-- Exercise materials start --

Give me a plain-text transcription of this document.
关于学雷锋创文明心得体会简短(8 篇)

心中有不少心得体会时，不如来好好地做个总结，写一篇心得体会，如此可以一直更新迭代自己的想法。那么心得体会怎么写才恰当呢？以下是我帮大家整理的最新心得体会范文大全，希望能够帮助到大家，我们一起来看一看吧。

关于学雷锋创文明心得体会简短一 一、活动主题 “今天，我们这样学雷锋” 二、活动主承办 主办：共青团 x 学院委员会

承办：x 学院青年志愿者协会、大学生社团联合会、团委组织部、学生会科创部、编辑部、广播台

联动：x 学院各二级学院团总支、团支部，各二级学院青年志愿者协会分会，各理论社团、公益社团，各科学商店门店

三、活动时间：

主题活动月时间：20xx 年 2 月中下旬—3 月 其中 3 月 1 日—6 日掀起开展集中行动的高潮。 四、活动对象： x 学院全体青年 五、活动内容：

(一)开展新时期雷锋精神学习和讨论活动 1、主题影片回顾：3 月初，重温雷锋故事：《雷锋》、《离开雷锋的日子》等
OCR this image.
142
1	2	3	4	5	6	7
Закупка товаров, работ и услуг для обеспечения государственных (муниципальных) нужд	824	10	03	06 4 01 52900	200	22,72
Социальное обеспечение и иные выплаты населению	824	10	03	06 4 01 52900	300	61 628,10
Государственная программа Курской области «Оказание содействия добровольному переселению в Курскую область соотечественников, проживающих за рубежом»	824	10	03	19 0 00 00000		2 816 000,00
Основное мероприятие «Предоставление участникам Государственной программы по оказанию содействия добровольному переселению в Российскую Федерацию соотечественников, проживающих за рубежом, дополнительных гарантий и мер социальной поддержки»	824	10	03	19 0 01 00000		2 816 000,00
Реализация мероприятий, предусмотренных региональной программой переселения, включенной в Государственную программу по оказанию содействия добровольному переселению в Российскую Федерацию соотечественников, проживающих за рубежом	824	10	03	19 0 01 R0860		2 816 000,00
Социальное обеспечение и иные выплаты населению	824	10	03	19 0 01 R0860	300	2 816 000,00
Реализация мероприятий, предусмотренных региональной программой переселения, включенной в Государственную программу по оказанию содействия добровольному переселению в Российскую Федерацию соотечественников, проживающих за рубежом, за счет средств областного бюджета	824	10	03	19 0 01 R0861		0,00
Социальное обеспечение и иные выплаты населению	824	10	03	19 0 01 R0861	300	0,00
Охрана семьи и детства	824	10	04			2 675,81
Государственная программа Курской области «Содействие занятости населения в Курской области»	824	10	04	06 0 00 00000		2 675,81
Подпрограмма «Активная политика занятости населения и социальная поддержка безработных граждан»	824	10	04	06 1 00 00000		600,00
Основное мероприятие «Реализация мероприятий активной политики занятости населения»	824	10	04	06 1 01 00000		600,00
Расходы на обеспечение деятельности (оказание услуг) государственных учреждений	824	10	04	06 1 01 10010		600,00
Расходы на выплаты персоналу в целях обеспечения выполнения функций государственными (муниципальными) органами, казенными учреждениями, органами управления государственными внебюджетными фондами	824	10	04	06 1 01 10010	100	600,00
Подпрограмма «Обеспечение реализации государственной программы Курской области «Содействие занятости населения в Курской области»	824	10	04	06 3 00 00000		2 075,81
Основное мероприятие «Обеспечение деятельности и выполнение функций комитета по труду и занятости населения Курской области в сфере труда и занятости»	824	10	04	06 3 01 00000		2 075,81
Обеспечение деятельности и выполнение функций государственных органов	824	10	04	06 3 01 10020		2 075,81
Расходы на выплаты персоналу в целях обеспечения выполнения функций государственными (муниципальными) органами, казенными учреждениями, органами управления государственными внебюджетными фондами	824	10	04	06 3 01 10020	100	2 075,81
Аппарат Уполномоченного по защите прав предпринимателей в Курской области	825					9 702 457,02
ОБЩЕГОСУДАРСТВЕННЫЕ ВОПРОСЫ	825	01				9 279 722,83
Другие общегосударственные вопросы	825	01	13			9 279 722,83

-- Exercise materials end --

§ Stated exercise:
Word for word, restate all of the data shown above.

§ Written answer:
Give me a plain-text transcription of this document.
关于学雷锋创文明心得体会简短(8 篇)

心中有不少心得体会时，不如来好好地做个总结，写一篇心得体会，如此可以一直更新迭代自己的想法。那么心得体会怎么写才恰当呢？以下是我帮大家整理的最新心得体会范文大全，希望能够帮助到大家，我们一起来看一看吧。

关于学雷锋创文明心得体会简短一 一、活动主题 “今天，我们这样学雷锋” 二、活动主承办 主办：共青团 x 学院委员会

承办：x 学院青年志愿者协会、大学生社团联合会、团委组织部、学生会科创部、编辑部、广播台

联动：x 学院各二级学院团总支、团支部，各二级学院青年志愿者协会分会，各理论社团、公益社团，各科学商店门店

三、活动时间：

主题活动月时间：20xx 年 2 月中下旬—3 月 其中 3 月 1 日—6 日掀起开展集中行动的高潮。 四、活动对象： x 学院全体青年 五、活动内容：

(一)开展新时期雷锋精神学习和讨论活动 1、主题影片回顾：3 月初，重温雷锋故事：《雷锋》、《离开雷锋的日子》等
OCR this image.
142
1	2	3	4	5	6	7
Закупка товаров, работ и услуг для обеспечения государственных (муниципальных) нужд	824	10	03	06 4 01 52900	200	22,72
Социальное обеспечение и иные выплаты населению	824	10	03	06 4 01 52900	300	61 628,10
Государственная программа Курской области «Оказание содействия добровольному переселению в Курскую область соотечественников, проживающих за рубежом»	824	10	03	19 0 00 00000		2 816 000,00
Основное мероприятие «Предоставление участникам Государственной программы по оказанию содействия добровольному переселению в Российскую Федерацию соотечественников, проживающих за рубежом, дополнительных гарантий и мер социальной поддержки»	824	10	03	19 0 01 00000		2 816 000,00
Реализация мероприятий, предусмотренных региональной программой переселения, включенной в Государственную программу по оказанию содействия добровольному переселению в Российскую Федерацию соотечественников, проживающих за рубежом	824	10	03	19 0 01 R0860		2 816 000,00
Социальное обеспечение и иные выплаты населению	824	10	03	19 0 01 R0860	300	2 816 000,00
Реализация мероприятий, предусмотренных региональной программой переселения, включенной в Государственную программу по оказанию содействия добровольному переселению в Российскую Федерацию соотечественников, проживающих за рубежом, за счет средств областного бюджета	824	10	03	19 0 01 R0861		0,00
Социальное обеспечение и иные выплаты населению	824	10	03	19 0 01 R0861	300	0,00
Охрана семьи и детства	824	10	04			2 675,81
Государственная программа Курской области «Содействие занятости населения в Курской области»	824	10	04	06 0 00 00000		2 675,81
Подпрограмма «Активная политика занятости населения и социальная поддержка безработных граждан»	824	10	04	06 1 00 00000		600,00
Основное мероприятие «Реализация мероприятий активной политики занятости населения»	824	10	04	06 1 01 00000		600,00
Расходы на обеспечение деятельности (оказание услуг) государственных учреждений	824	10	04	06 1 01 10010		600,00
Расходы на выплаты персоналу в целях обеспечения выполнения функций государственными (муниципальными) органами, казенными учреждениями, органами управления государственными внебюджетными фондами	824	10	04	06 1 01 10010	100	600,00
Подпрограмма «Обеспечение реализации государственной программы Курской области «Содействие занятости населения в Курской области»	824	10	04	06 3 00 00000		2 075,81
Основное мероприятие «Обеспечение деятельности и выполнение функций комитета по труду и занятости населения Курской области в сфере труда и занятости»	824	10	04	06 3 01 00000		2 075,81
Обеспечение деятельности и выполнение функций государственных органов	824	10	04	06 3 01 10020		2 075,81
Расходы на выплаты персоналу в целях обеспечения выполнения функций государственными (муниципальными) органами, казенными учреждениями, органами управления государственными внебюджетными фондами	824	10	04	06 3 01 10020	100	2 075,81
Аппарат Уполномоченного по защите прав предпринимателей в Курской области	825					9 702 457,02
ОБЩЕГОСУДАРСТВЕННЫЕ ВОПРОСЫ	825	01				9 279 722,83
Другие общегосударственные вопросы	825	01	13			9 279 722,83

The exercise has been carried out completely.